(Your instructions): Search the records below for the word "Practice". Pull out each line that has it.

(Records):

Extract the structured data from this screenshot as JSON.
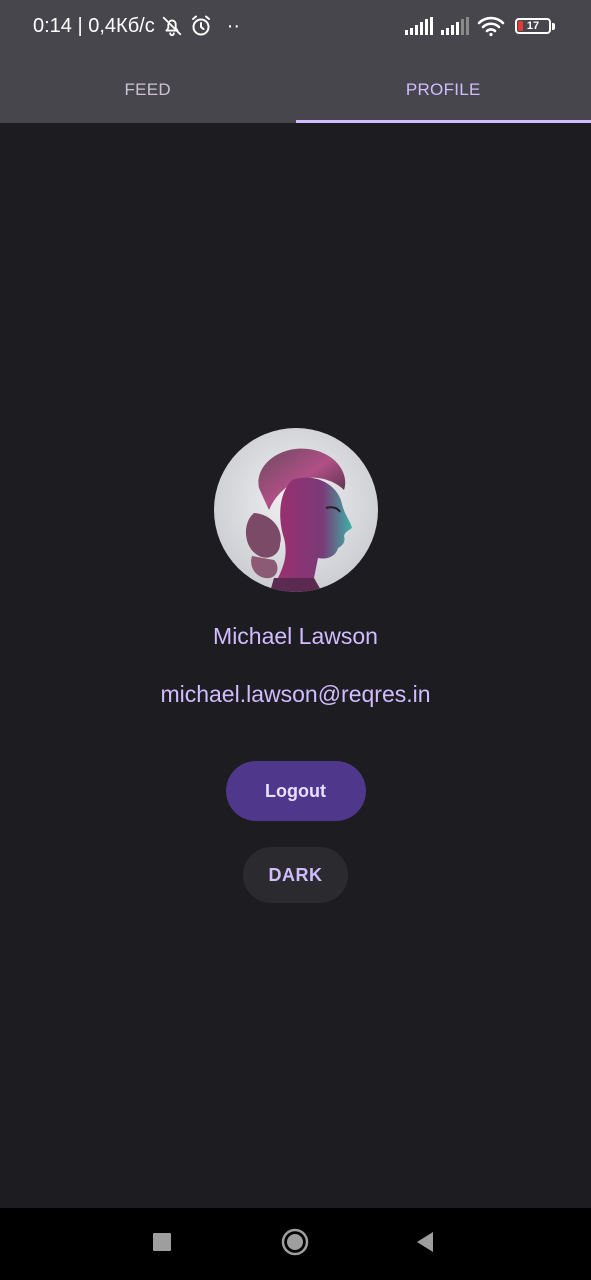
{
  "status_bar": {
    "time_speed": "0:14 | 0,4Кб/с",
    "more_indicator": "··",
    "battery_level": 17,
    "battery_label": "17",
    "icons": [
      "bell-off-icon",
      "alarm-icon",
      "signal-icon",
      "signal-icon",
      "wifi-icon",
      "battery-icon"
    ]
  },
  "tabs": [
    {
      "label": "FEED",
      "active": false
    },
    {
      "label": "PROFILE",
      "active": true
    }
  ],
  "profile": {
    "name": "Michael Lawson",
    "email": "michael.lawson@reqres.in",
    "avatar_icon": "profile-photo"
  },
  "buttons": {
    "logout_label": "Logout",
    "theme_label": "DARK"
  },
  "nav_bar": {
    "icons": [
      "recents-square-icon",
      "home-circle-icon",
      "back-triangle-icon"
    ]
  },
  "colors": {
    "background": "#1d1c21",
    "header": "#48464d",
    "accent": "#d0bcff",
    "primary_container": "#4f378b",
    "battery_low": "#e53935"
  }
}
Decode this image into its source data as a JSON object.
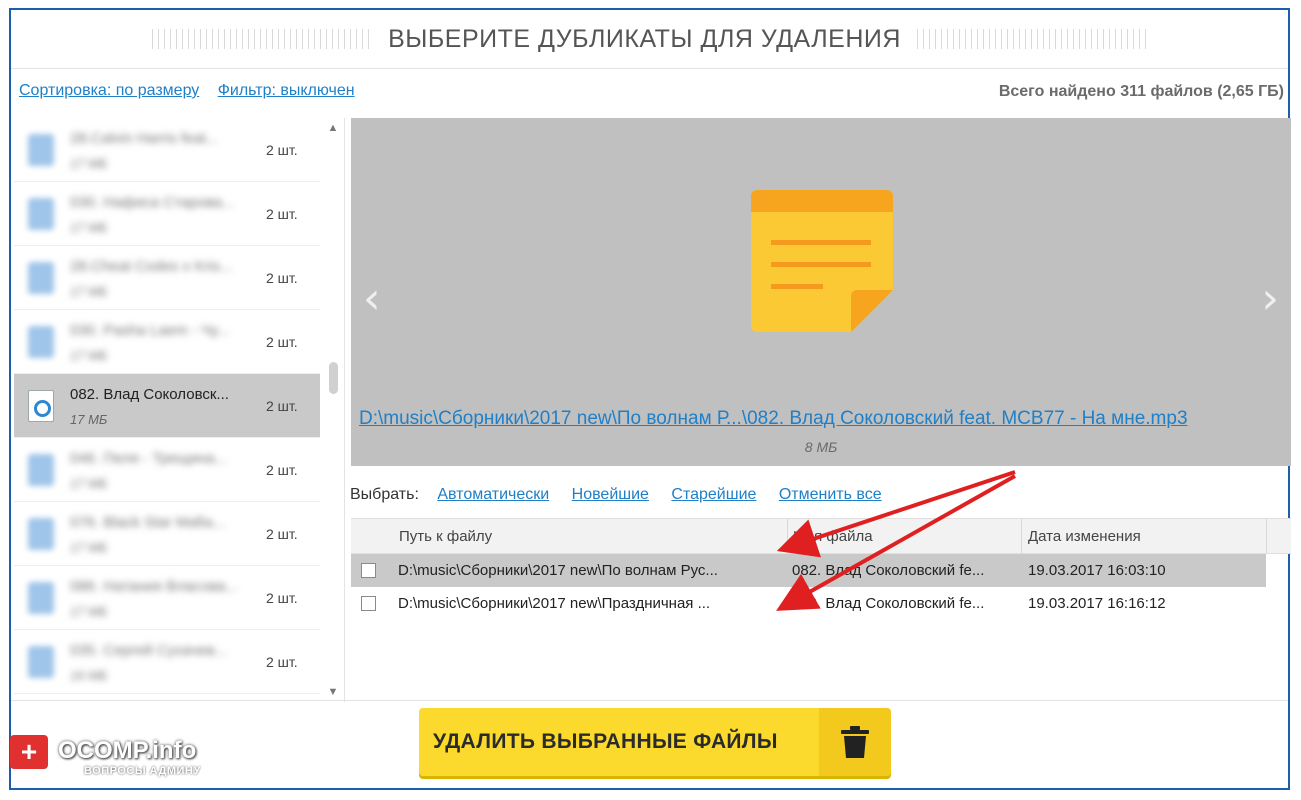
{
  "header": {
    "title": "ВЫБЕРИТЕ ДУБЛИКАТЫ ДЛЯ УДАЛЕНИЯ"
  },
  "toolbar": {
    "sort_link": "Сортировка: по размеру",
    "filter_link": "Фильтр: выключен",
    "total": "Всего найдено 311 файлов (2,65 ГБ)"
  },
  "list": {
    "items": [
      {
        "name": "28.Calvin Harris feat...",
        "size": "17 МБ",
        "count": "2 шт.",
        "blurred": true
      },
      {
        "name": "030. Нафиса Старова...",
        "size": "17 МБ",
        "count": "2 шт.",
        "blurred": true
      },
      {
        "name": "28.Cheat Codes x Kris...",
        "size": "17 МБ",
        "count": "2 шт.",
        "blurred": true
      },
      {
        "name": "030. Pasha Laem - Чу...",
        "size": "17 МБ",
        "count": "2 шт.",
        "blurred": true
      },
      {
        "name": "082. Влад Соколовск...",
        "size": "17 МБ",
        "count": "2 шт.",
        "blurred": false
      },
      {
        "name": "046. Пеля - Трещина...",
        "size": "17 МБ",
        "count": "2 шт.",
        "blurred": true
      },
      {
        "name": "076. Black Star Mafia...",
        "size": "17 МБ",
        "count": "2 шт.",
        "blurred": true
      },
      {
        "name": "086. Натания Власова...",
        "size": "17 МБ",
        "count": "2 шт.",
        "blurred": true
      },
      {
        "name": "035. Сергей Сухачев...",
        "size": "16 МБ",
        "count": "2 шт.",
        "blurred": true
      }
    ],
    "selected_index": 4
  },
  "preview": {
    "path": "D:\\music\\Сборники\\2017 new\\По волнам Р...\\082. Влад Соколовский feat. MCB77 - На мне.mp3",
    "size": "8 МБ",
    "icon": "note-icon"
  },
  "select_bar": {
    "label": "Выбрать:",
    "auto": "Автоматически",
    "newest": "Новейшие",
    "oldest": "Старейшие",
    "cancel": "Отменить все"
  },
  "table": {
    "columns": [
      "Путь к файлу",
      "Имя файла",
      "Дата изменения"
    ],
    "rows": [
      {
        "path": "D:\\music\\Сборники\\2017 new\\По волнам Рус...",
        "name": "082. Влад Соколовский fe...",
        "date": "19.03.2017 16:03:10",
        "checked": false
      },
      {
        "path": "D:\\music\\Сборники\\2017 new\\Праздничная ...",
        "name": "082. Влад Соколовский fe...",
        "date": "19.03.2017 16:16:12",
        "checked": false
      }
    ]
  },
  "actions": {
    "delete_label": "УДАЛИТЬ ВЫБРАННЫЕ ФАЙЛЫ"
  },
  "watermark": {
    "brand": "OCOMP.info",
    "tagline": "ВОПРОСЫ АДМИНУ"
  },
  "colors": {
    "accent": "#fbd92d",
    "link": "#1f7fc7",
    "frame": "#1b5fa8",
    "arrow": "#e02020"
  }
}
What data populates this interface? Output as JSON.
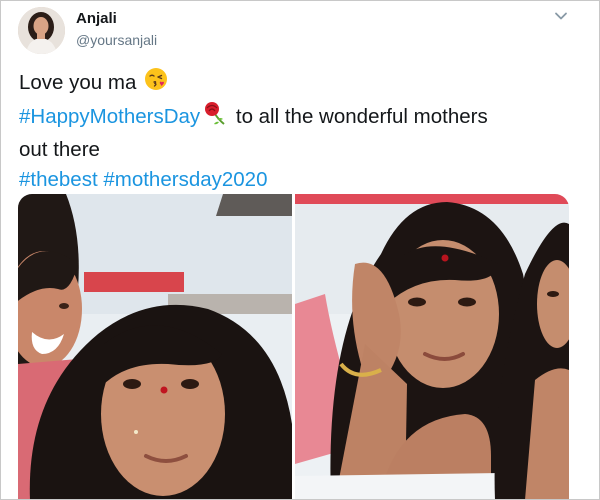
{
  "user": {
    "display_name": "Anjali",
    "handle": "@yoursanjali"
  },
  "tweet": {
    "line1_text": "Love you ma",
    "line1_emoji": "face-throwing-a-kiss",
    "line2_hashtag": "#HappyMothersDay",
    "line2_emoji": "rose",
    "line2_text": " to all the wonderful mothers",
    "line3_text": "out there",
    "hashtags": [
      "#thebest",
      "#mothersday2020"
    ]
  },
  "media": {
    "photos": [
      {
        "subject": "selfie-daughter-and-mother"
      },
      {
        "subject": "mother-resting-chin-on-hand"
      }
    ]
  },
  "colors": {
    "link": "#1b95e0",
    "text": "#14171a",
    "muted": "#657786"
  },
  "icons": {
    "menu": "chevron-down-icon"
  }
}
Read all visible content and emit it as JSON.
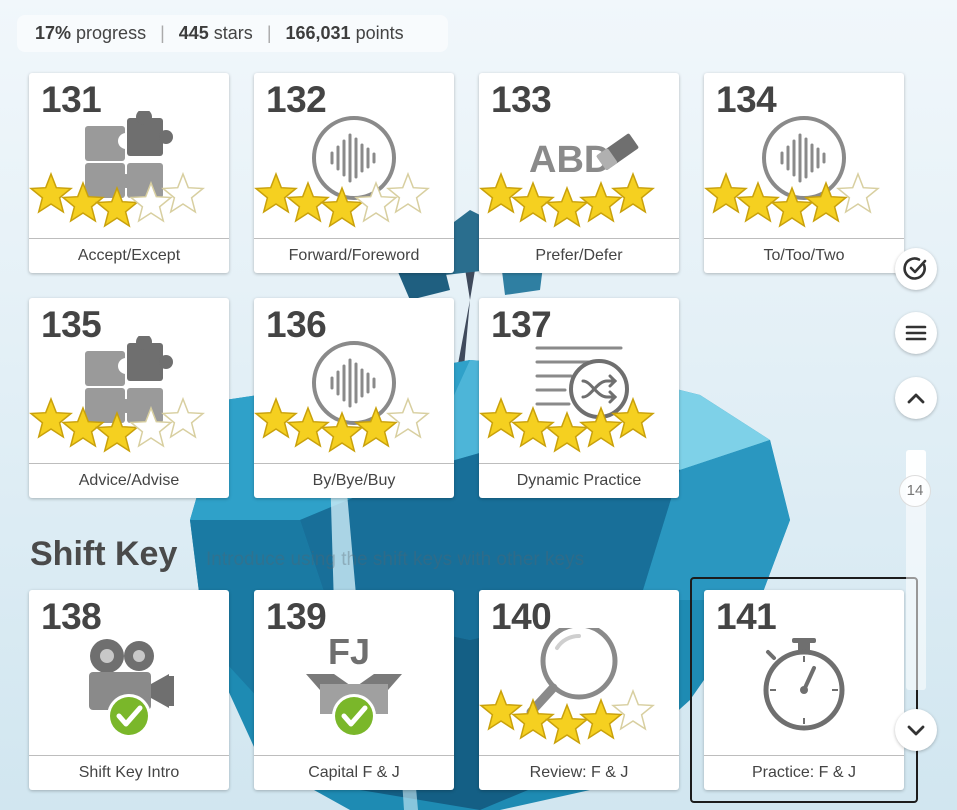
{
  "stats": {
    "progress_value": "17%",
    "progress_label": "progress",
    "stars_value": "445",
    "stars_label": "stars",
    "points_value": "166,031",
    "points_label": "points",
    "separator": "|"
  },
  "lessons": [
    {
      "number": "131",
      "label": "Accept/Except",
      "icon": "puzzle-icon",
      "stars": 3
    },
    {
      "number": "132",
      "label": "Forward/Foreword",
      "icon": "sound-wave-icon",
      "stars": 3
    },
    {
      "number": "133",
      "label": "Prefer/Defer",
      "icon": "abc-eraser-icon",
      "icon_text": "ABD",
      "stars": 5
    },
    {
      "number": "134",
      "label": "To/Too/Two",
      "icon": "sound-wave-icon",
      "stars": 4
    },
    {
      "number": "135",
      "label": "Advice/Advise",
      "icon": "puzzle-icon",
      "stars": 3
    },
    {
      "number": "136",
      "label": "By/Bye/Buy",
      "icon": "sound-wave-icon",
      "stars": 4
    },
    {
      "number": "137",
      "label": "Dynamic Practice",
      "icon": "shuffle-list-icon",
      "stars": 5
    }
  ],
  "section": {
    "title": "Shift Key",
    "subtitle": "Introduce using the shift keys with other keys"
  },
  "shift_lessons": [
    {
      "number": "138",
      "label": "Shift Key Intro",
      "icon": "video-camera-icon",
      "completed": true
    },
    {
      "number": "139",
      "label": "Capital F & J",
      "icon": "open-box-icon",
      "icon_text": "FJ",
      "completed": true
    },
    {
      "number": "140",
      "label": "Review: F & J",
      "icon": "magnifier-icon",
      "stars": 4
    },
    {
      "number": "141",
      "label": "Practice: F & J",
      "icon": "stopwatch-icon",
      "stars": 0,
      "selected": true
    }
  ],
  "sidebar": {
    "scroll_level": "14"
  },
  "colors": {
    "star_fill": "#f5d020",
    "check_green": "#7ab72a",
    "icon_gray": "#8a8a8a"
  }
}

(Response to the task):
      "label": "Dynamic Practice",
      "label": "Practice: F & J",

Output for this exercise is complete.